§ **Problem to work on**: Copy the records from the line containing "chevron-down-icon [1534, 43, 1554, 62]" through the line containing "pin-button[interactable] [1438, 18, 1516, 86]", both included, with no changes.

§ **Task material**:
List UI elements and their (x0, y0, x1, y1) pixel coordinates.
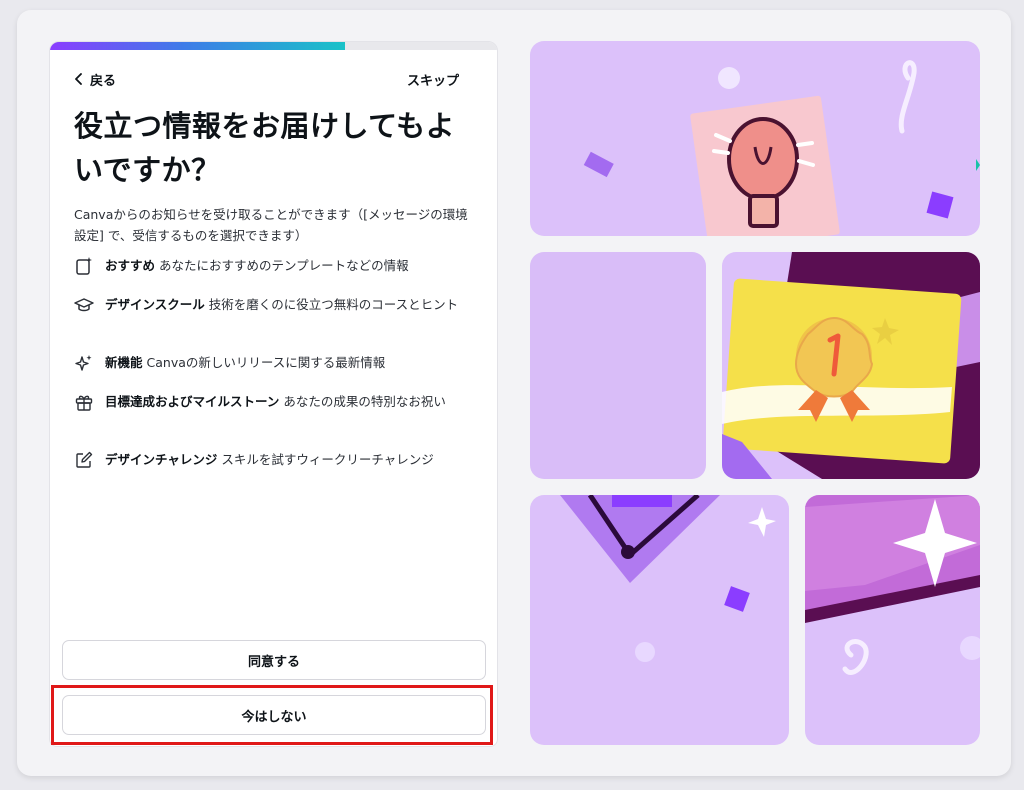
feature-title: デザインチャレンジ (105, 452, 218, 467)
chevron-left-icon (75, 73, 82, 85)
feature-text: Canvaの新しいリリースに関する最新情報 (146, 355, 386, 370)
sparkles-icon (74, 353, 94, 373)
award-card-illustration (722, 252, 980, 479)
feature-title: 新機能 (105, 355, 143, 370)
graduation-cap-icon (74, 295, 94, 315)
page-title: 役立つ情報をお届けしてもよいですか？ (74, 109, 456, 187)
feature-list: おすすめ あなたにおすすめのテンプレートなどの情報 デザインスクール 技術を磨くのに… (74, 256, 474, 489)
illustration-plain-tile (530, 252, 706, 479)
agree-button[interactable]: 同意する (62, 640, 486, 680)
back-button[interactable]: 戻る (74, 70, 116, 89)
feature-item-design-challenge: デザインチャレンジ スキルを試すウィークリーチャレンジ (74, 450, 474, 489)
feature-item-new-features: 新機能 Canvaの新しいリリースに関する最新情報 (74, 353, 474, 392)
description-text: Canvaからのお知らせを受け取ることができます（[メッセージの環境設定] で、… (74, 207, 468, 243)
feature-title: 目標達成およびマイルストーン (105, 394, 280, 409)
illustration-confetti-tile (530, 495, 789, 745)
top-nav: 戻る スキップ (74, 69, 459, 89)
feature-text: 技術を磨くのに役立つ無料のコースとヒント (208, 297, 459, 312)
pencil-edit-icon (74, 450, 94, 470)
preferences-panel: 戻る スキップ 役立つ情報をお届けしてもよいですか？ Canvaからのお知らせを… (49, 41, 498, 747)
illustration-lightbulb-tile (530, 41, 980, 236)
feature-item-milestones: 目標達成およびマイルストーン あなたの成果の特別なお祝い (74, 392, 474, 450)
feature-text: あなたにおすすめのテンプレートなどの情報 (159, 258, 409, 273)
not-now-button[interactable]: 今はしない (62, 695, 486, 735)
back-label: 戻る (90, 73, 117, 89)
feature-title: おすすめ (105, 258, 156, 273)
illustration-sparkle-tile (805, 495, 980, 745)
lightbulb-illustration (583, 60, 980, 236)
feature-text: スキルを試すウィークリーチャレンジ (221, 452, 434, 467)
confetti-illustration (560, 495, 776, 662)
gift-icon (74, 392, 94, 412)
progress-bar-fill (50, 42, 346, 50)
sparkle-page-icon (74, 256, 94, 276)
feature-text: あなたの成果の特別なお祝い (283, 394, 446, 409)
sparkle-illustration (805, 495, 980, 675)
feature-item-recommended: おすすめ あなたにおすすめのテンプレートなどの情報 (74, 256, 474, 295)
illustration-award-card-tile (722, 252, 980, 479)
skip-button[interactable]: スキップ (407, 70, 459, 89)
feature-title: デザインスクール (105, 297, 205, 312)
feature-item-design-school: デザインスクール 技術を磨くのに役立つ無料のコースとヒント (74, 295, 474, 353)
progress-bar (50, 42, 497, 50)
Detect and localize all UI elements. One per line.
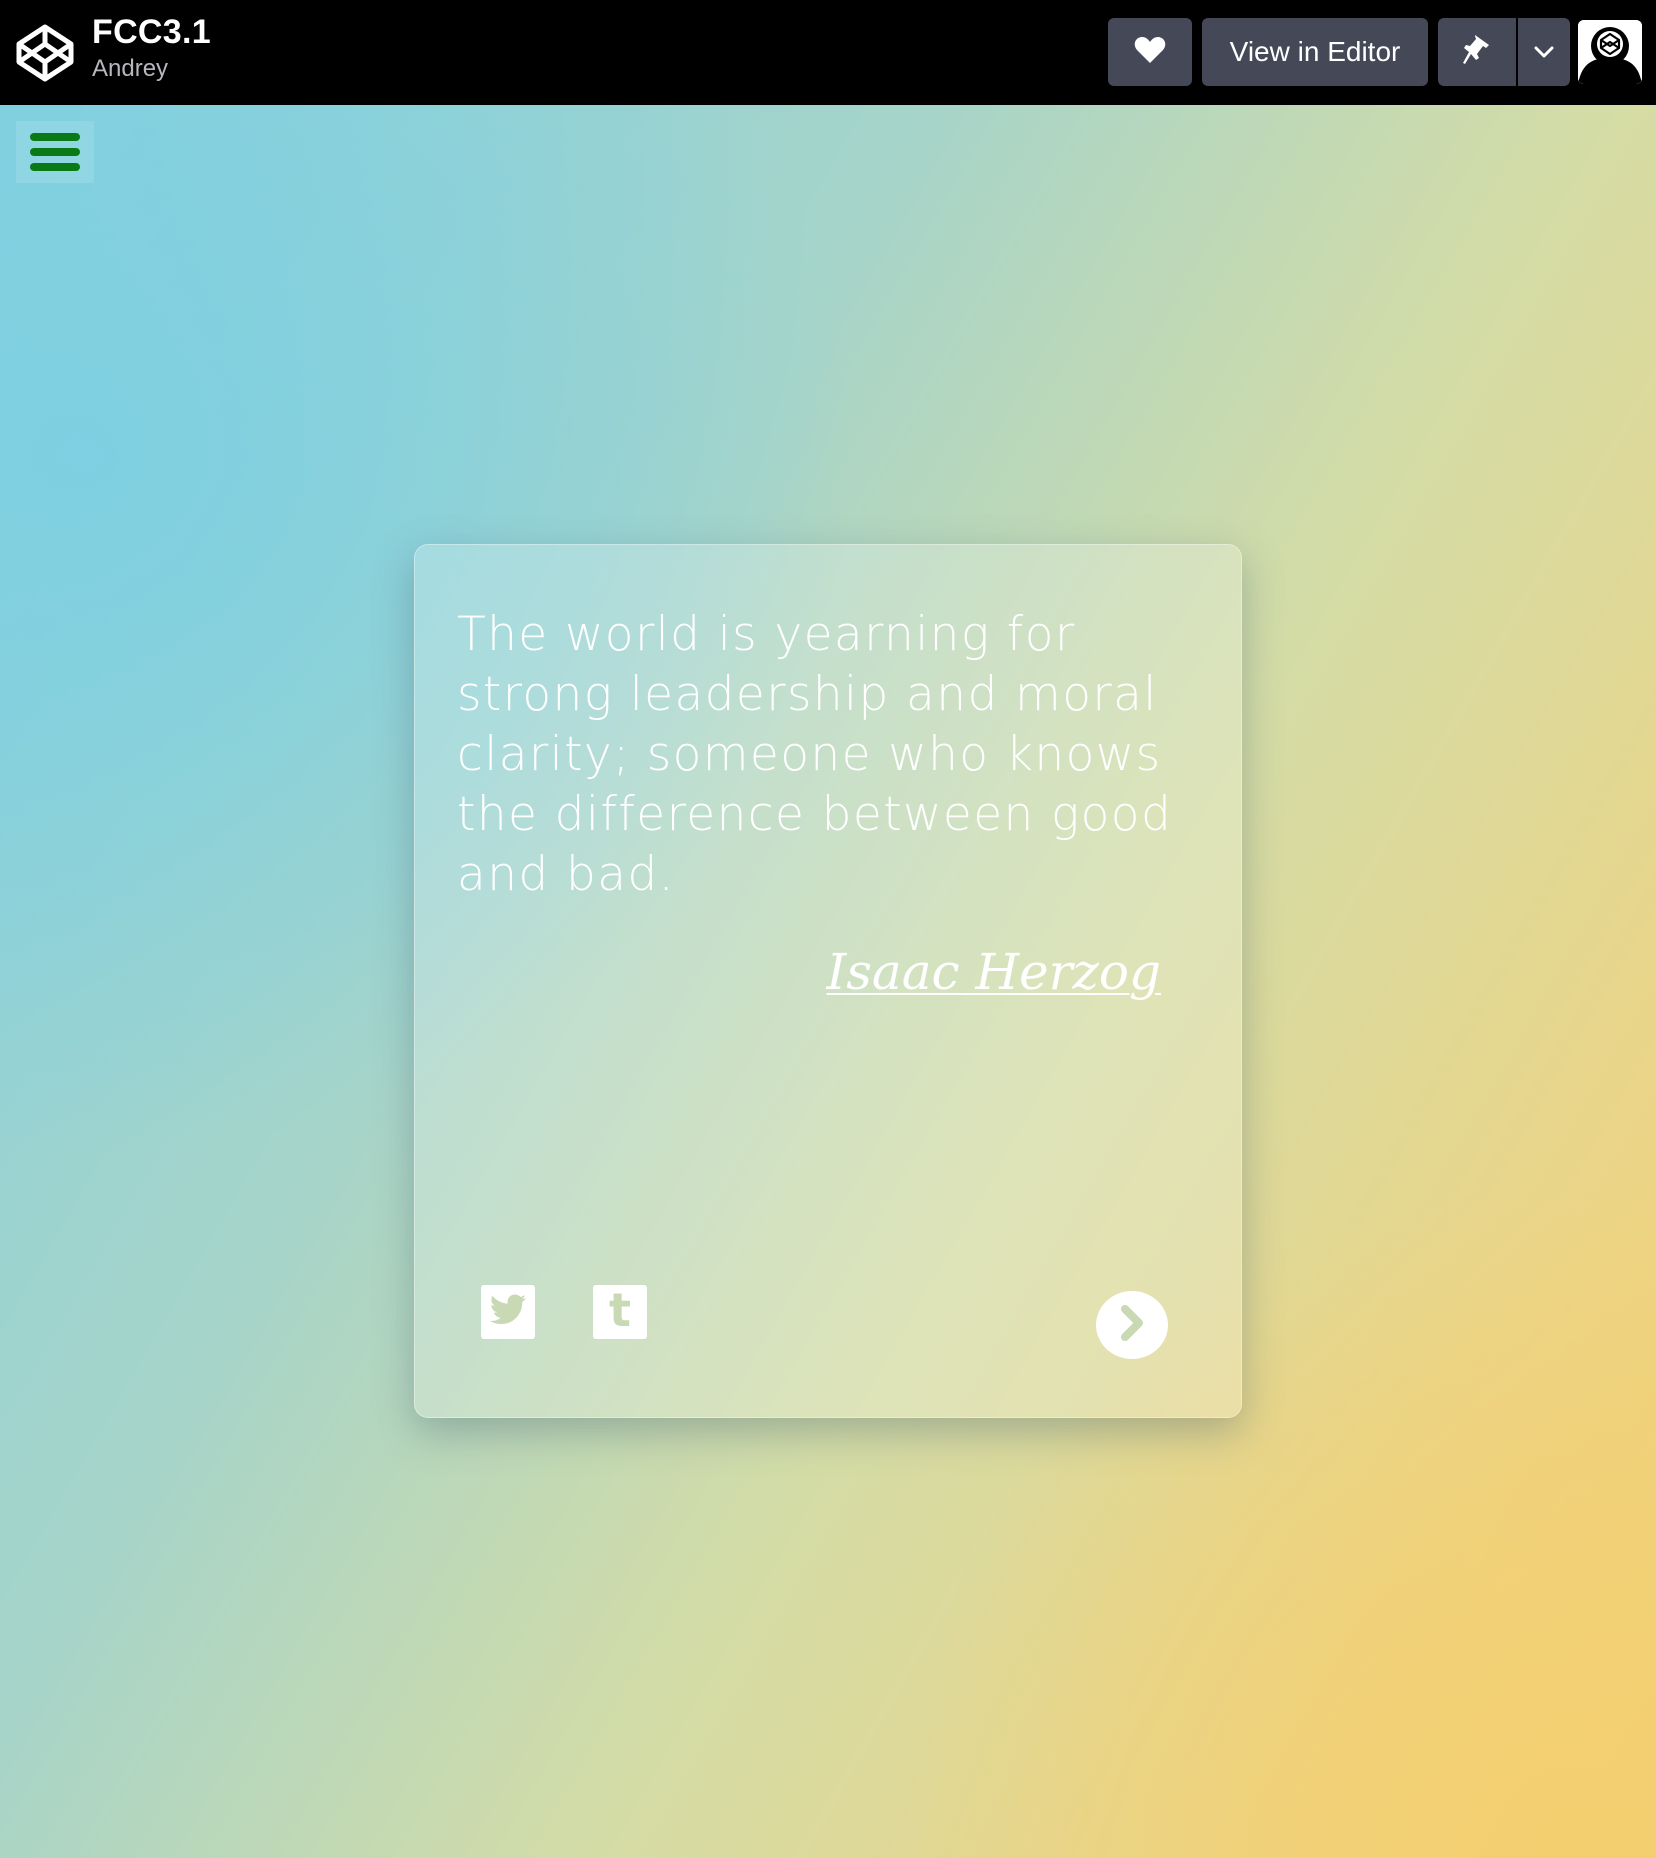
chevron-down-icon [1534, 43, 1554, 62]
tweet-button[interactable] [481, 1285, 535, 1339]
user-avatar[interactable] [1578, 20, 1642, 84]
user-avatar-icon [1578, 20, 1642, 84]
top-bar: FCC3.1 Andrey View in Editor [0, 0, 1656, 105]
pen-title-block: FCC3.1 Andrey [92, 12, 211, 84]
tumblr-share-button[interactable]: t [593, 1285, 647, 1339]
more-options-dropdown[interactable] [1518, 18, 1570, 86]
love-button[interactable] [1108, 18, 1192, 86]
pin-button[interactable] [1438, 18, 1516, 86]
quote-text: The world is yearning for strong leaders… [457, 607, 1173, 902]
pin-icon [1462, 33, 1492, 71]
twitter-icon [489, 1294, 527, 1330]
heart-icon [1134, 36, 1166, 68]
hamburger-menu-icon-bar [30, 148, 80, 156]
hamburger-menu-button[interactable] [16, 121, 94, 183]
pen-title: FCC3.1 [92, 13, 211, 51]
hamburger-menu-icon-bar [30, 163, 80, 171]
view-in-editor-button[interactable]: View in Editor [1202, 18, 1428, 86]
tumblr-icon: t [609, 1283, 631, 1337]
pen-preview: The world is yearning for strong leaders… [0, 105, 1656, 1858]
hamburger-menu-icon [30, 133, 80, 141]
quote-author[interactable]: Isaac Herzog [827, 943, 1161, 1001]
chevron-right-circle-icon [1117, 1303, 1147, 1347]
new-quote-button[interactable] [1096, 1291, 1168, 1359]
quote-card: The world is yearning for strong leaders… [414, 544, 1242, 1418]
codepen-logo-icon[interactable] [14, 22, 76, 84]
pen-author-link[interactable]: Andrey [92, 54, 211, 84]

§ **Result of the task**:
chevron-down-icon [1534, 43, 1554, 62]
tweet-button[interactable] [481, 1285, 535, 1339]
user-avatar[interactable] [1578, 20, 1642, 84]
user-avatar-icon [1578, 20, 1642, 84]
top-bar: FCC3.1 Andrey View in Editor [0, 0, 1656, 105]
pen-title-block: FCC3.1 Andrey [92, 12, 211, 84]
tumblr-share-button[interactable]: t [593, 1285, 647, 1339]
more-options-dropdown[interactable] [1518, 18, 1570, 86]
love-button[interactable] [1108, 18, 1192, 86]
pin-button[interactable] [1438, 18, 1516, 86]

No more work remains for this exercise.